What the task requires.
Out of the lines below, please list those that hold the string "title".

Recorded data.
------------------------------------------------------------

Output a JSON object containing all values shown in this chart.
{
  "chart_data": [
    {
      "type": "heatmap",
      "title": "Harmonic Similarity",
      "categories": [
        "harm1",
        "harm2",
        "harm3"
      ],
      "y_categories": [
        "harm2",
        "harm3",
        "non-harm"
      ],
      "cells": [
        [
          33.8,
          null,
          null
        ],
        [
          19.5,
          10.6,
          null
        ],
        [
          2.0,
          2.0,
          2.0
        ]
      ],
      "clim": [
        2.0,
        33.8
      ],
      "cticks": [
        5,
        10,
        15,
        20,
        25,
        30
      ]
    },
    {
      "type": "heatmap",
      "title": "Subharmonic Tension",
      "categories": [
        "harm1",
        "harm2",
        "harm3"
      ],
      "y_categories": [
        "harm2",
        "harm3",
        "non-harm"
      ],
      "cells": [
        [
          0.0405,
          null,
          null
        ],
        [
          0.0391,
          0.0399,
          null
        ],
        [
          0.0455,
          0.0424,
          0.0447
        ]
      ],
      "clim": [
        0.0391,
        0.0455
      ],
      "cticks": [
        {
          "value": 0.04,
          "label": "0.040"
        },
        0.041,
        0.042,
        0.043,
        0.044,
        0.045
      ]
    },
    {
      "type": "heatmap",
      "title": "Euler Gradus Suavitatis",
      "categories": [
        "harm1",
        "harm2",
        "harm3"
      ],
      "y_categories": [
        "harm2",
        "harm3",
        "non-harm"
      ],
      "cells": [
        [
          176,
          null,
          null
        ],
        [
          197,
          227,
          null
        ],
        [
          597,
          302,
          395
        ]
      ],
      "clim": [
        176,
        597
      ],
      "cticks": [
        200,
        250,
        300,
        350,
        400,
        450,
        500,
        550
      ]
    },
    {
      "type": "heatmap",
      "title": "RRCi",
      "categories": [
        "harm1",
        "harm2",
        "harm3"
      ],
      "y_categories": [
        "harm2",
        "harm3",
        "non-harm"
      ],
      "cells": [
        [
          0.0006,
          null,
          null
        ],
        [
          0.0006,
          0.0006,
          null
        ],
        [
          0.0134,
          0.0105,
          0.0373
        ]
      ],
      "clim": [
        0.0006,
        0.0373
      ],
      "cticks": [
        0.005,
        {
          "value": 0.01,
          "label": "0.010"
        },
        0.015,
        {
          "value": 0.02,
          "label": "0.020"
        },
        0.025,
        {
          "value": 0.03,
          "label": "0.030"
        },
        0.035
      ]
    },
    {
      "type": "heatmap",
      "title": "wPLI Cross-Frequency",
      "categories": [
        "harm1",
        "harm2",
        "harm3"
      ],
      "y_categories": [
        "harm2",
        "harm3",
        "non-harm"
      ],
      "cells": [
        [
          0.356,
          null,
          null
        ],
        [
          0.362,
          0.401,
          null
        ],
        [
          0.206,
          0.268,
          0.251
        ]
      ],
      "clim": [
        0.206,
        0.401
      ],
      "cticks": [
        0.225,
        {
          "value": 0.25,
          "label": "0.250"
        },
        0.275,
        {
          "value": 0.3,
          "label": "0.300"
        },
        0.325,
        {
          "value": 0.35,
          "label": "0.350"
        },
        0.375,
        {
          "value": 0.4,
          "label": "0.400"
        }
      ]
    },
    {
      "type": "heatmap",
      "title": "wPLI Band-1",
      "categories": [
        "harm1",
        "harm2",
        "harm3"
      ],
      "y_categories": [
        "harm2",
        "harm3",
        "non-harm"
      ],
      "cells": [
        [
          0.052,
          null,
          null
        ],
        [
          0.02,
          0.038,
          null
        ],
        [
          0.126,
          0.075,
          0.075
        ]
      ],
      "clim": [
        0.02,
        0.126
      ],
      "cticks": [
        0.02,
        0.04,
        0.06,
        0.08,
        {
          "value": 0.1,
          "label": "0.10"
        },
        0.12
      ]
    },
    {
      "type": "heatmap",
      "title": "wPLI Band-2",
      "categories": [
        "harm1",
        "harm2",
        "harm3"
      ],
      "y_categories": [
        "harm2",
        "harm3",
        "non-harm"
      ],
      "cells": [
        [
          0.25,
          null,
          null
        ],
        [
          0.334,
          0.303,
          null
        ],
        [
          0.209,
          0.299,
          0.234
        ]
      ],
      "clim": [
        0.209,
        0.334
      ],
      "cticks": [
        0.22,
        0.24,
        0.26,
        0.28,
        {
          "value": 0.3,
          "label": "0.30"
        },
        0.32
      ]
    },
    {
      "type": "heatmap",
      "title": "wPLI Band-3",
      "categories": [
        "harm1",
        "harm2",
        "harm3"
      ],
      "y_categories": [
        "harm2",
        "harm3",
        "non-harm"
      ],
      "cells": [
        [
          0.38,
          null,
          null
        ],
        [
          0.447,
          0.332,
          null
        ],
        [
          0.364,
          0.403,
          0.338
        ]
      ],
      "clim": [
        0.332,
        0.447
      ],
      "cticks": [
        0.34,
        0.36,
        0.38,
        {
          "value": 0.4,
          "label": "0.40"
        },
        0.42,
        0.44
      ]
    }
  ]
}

------------------------------------------------------------

Output below.
      "title": "Harmonic Similarity",
      "title": "Subharmonic Tension",
      "title": "Euler Gradus Suavitatis",
      "title": "RRCi",
      "title": "wPLI Cross-Frequency",
      "title": "wPLI Band-1",
      "title": "wPLI Band-2",
      "title": "wPLI Band-3",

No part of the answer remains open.